* Stated goal
Count the lines in the material below that contain the string "watermark", and reply with the number alone.
★ ★ ★ ★
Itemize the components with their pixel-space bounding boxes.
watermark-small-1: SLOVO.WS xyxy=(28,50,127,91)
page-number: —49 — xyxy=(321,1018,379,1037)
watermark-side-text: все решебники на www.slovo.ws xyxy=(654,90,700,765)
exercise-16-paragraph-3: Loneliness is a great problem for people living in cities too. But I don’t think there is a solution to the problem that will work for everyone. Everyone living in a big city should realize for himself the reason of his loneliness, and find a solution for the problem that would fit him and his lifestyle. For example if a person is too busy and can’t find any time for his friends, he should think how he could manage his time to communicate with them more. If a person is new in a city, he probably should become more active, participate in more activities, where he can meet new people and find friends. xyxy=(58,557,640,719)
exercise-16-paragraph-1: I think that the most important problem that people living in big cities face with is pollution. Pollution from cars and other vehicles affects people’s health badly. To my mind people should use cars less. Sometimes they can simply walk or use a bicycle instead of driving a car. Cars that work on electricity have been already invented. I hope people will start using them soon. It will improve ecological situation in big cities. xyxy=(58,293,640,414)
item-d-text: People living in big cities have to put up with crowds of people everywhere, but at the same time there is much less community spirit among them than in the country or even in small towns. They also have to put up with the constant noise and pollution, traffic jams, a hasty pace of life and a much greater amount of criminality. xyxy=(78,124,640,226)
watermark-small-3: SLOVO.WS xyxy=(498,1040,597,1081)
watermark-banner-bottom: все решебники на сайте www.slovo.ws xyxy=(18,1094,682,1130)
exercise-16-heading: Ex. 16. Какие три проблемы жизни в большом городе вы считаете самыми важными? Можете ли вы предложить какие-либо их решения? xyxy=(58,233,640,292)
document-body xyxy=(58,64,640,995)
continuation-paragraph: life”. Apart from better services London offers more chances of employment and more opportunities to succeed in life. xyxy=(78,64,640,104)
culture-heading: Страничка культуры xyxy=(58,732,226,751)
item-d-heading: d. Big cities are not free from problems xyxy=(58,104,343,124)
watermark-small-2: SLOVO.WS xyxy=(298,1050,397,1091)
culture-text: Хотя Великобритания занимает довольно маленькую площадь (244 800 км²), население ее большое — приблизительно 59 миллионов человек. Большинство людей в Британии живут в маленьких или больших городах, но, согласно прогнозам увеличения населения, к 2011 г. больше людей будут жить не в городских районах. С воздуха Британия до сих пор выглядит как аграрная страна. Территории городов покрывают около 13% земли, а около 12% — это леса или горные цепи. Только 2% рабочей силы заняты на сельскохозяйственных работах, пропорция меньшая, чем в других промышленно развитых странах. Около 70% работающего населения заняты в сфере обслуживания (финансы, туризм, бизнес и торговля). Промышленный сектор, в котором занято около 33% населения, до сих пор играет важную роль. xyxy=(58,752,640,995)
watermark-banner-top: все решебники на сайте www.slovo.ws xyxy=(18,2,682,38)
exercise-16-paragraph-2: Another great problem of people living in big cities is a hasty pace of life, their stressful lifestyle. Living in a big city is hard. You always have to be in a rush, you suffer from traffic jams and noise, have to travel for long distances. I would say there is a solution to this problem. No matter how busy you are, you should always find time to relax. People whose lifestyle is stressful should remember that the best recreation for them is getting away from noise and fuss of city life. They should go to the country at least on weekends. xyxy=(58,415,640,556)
★ ★ ★ ★
* Completed task
6